→ WORK TO COMPLETE
Each record below must be returned exactly as shown.

→ LISTING
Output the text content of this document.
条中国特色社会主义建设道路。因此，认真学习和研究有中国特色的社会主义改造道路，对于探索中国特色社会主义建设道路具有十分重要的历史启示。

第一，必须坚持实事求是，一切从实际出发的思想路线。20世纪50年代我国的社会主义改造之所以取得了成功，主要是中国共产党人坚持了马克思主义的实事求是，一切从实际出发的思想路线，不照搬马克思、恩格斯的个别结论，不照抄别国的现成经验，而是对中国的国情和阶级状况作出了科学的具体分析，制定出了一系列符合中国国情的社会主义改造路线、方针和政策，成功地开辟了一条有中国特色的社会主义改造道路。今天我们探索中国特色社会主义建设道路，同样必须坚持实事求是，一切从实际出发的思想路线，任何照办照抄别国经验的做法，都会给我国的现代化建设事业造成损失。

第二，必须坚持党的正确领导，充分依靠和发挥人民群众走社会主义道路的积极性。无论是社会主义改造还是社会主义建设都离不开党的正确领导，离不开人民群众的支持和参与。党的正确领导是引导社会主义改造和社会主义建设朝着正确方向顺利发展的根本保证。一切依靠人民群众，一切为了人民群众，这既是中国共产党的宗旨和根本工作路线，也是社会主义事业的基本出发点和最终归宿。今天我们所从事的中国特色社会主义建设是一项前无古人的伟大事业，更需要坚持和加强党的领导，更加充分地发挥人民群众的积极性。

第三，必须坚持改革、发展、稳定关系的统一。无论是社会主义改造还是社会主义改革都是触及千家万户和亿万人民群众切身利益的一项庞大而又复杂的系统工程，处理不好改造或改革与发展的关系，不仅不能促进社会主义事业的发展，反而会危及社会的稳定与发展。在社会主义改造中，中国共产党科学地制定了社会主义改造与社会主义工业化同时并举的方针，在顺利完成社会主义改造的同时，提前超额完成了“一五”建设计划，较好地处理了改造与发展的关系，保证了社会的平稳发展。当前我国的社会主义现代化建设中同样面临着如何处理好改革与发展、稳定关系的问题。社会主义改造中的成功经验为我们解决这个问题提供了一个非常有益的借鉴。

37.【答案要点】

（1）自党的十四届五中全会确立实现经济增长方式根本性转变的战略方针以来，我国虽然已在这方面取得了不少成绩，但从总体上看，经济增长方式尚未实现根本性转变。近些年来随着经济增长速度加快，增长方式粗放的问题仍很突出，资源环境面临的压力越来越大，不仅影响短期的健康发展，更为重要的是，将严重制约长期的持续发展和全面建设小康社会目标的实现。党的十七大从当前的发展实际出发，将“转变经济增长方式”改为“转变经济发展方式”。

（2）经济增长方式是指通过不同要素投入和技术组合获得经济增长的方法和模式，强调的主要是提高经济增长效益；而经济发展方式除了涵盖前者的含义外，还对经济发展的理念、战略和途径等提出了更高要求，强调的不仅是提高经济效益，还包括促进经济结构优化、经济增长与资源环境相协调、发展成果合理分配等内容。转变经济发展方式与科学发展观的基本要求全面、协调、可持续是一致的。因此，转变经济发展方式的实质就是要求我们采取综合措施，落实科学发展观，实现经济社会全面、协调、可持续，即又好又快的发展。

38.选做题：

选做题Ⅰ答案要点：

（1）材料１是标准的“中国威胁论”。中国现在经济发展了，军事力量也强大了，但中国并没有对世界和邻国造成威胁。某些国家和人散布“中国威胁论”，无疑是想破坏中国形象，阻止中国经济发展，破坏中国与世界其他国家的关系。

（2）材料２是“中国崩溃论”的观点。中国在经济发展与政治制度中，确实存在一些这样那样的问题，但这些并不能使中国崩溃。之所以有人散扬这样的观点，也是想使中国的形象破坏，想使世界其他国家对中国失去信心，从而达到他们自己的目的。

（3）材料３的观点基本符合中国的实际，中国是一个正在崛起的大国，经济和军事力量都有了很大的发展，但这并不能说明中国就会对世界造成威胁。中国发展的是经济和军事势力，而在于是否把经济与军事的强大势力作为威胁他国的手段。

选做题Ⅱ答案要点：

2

→ EXPECTED ANSWER
Output the text content of this document.
条中国特色社会主义建设道路。因此，认真学习和研究有中国特色的社会主义改造道路，对于探索中国特色社会主义建设道路具有十分重要的历史启示。

第一，必须坚持实事求是，一切从实际出发的思想路线。20世纪50年代我国的社会主义改造之所以取得了成功，主要是中国共产党人坚持了马克思主义的实事求是，一切从实际出发的思想路线，不照搬马克思、恩格斯的个别结论，不照抄别国的现成经验，而是对中国的国情和阶级状况作出了科学的具体分析，制定出了一系列符合中国国情的社会主义改造路线、方针和政策，成功地开辟了一条有中国特色的社会主义改造道路。今天我们探索中国特色社会主义建设道路，同样必须坚持实事求是，一切从实际出发的思想路线，任何照办照抄别国经验的做法，都会给我国的现代化建设事业造成损失。

第二，必须坚持党的正确领导，充分依靠和发挥人民群众走社会主义道路的积极性。无论是社会主义改造还是社会主义建设都离不开党的正确领导，离不开人民群众的支持和参与。党的正确领导是引导社会主义改造和社会主义建设朝着正确方向顺利发展的根本保证。一切依靠人民群众，一切为了人民群众，这既是中国共产党的宗旨和根本工作路线，也是社会主义事业的基本出发点和最终归宿。今天我们所从事的中国特色社会主义建设是一项前无古人的伟大事业，更需要坚持和加强党的领导，更加充分地发挥人民群众的积极性。

第三，必须坚持改革、发展、稳定关系的统一。无论是社会主义改造还是社会主义改革都是触及千家万户和亿万人民群众切身利益的一项庞大而又复杂的系统工程，处理不好改造或改革与发展的关系，不仅不能促进社会主义事业的发展，反而会危及社会的稳定与发展。在社会主义改造中，中国共产党科学地制定了社会主义改造与社会主义工业化同时并举的方针，在顺利完成社会主义改造的同时，提前超额完成了“一五”建设计划，较好地处理了改造与发展的关系，保证了社会的平稳发展。当前我国的社会主义现代化建设中同样面临着如何处理好改革与发展、稳定关系的问题。社会主义改造中的成功经验为我们解决这个问题提供了一个非常有益的借鉴。

37.【答案要点】

（1）自党的十四届五中全会确立实现经济增长方式根本性转变的战略方针以来，我国虽然已在这方面取得了不少成绩，但从总体上看，经济增长方式尚未实现根本性转变。近些年来随着经济增长速度加快，增长方式粗放的问题仍很突出，资源环境面临的压力越来越大，不仅影响短期的健康发展，更为重要的是，将严重制约长期的持续发展和全面建设小康社会目标的实现。党的十七大从当前的发展实际出发，将“转变经济增长方式”改为“转变经济发展方式”。

（2）经济增长方式是指通过不同要素投入和技术组合获得经济增长的方法和模式，强调的主要是提高经济增长效益；而经济发展方式除了涵盖前者的含义外，还对经济发展的理念、战略和途径等提出了更高要求，强调的不仅是提高经济效益，还包括促进经济结构优化、经济增长与资源环境相协调、发展成果合理分配等内容。转变经济发展方式与科学发展观的基本要求全面、协调、可持续是一致的。因此，转变经济发展方式的实质就是要求我们采取综合措施，落实科学发展观，实现经济社会全面、协调、可持续，即又好又快的发展。

38.选做题：

选做题Ⅰ答案要点：

（1）材料１是标准的“中国威胁论”。中国现在经济发展了，军事力量也强大了，但中国并没有对世界和邻国造成威胁。某些国家和人散布“中国威胁论”，无疑是想破坏中国形象，阻止中国经济发展，破坏中国与世界其他国家的关系。

（2）材料２是“中国崩溃论”的观点。中国在经济发展与政治制度中，确实存在一些这样那样的问题，但这些并不能使中国崩溃。之所以有人散扬这样的观点，也是想使中国的形象破坏，想使世界其他国家对中国失去信心，从而达到他们自己的目的。

（3）材料３的观点基本符合中国的实际，中国是一个正在崛起的大国，经济和军事力量都有了很大的发展，但这并不能说明中国就会对世界造成威胁。中国发展的是经济和军事势力，而在于是否把经济与军事的强大势力作为威胁他国的手段。

选做题Ⅱ答案要点：

2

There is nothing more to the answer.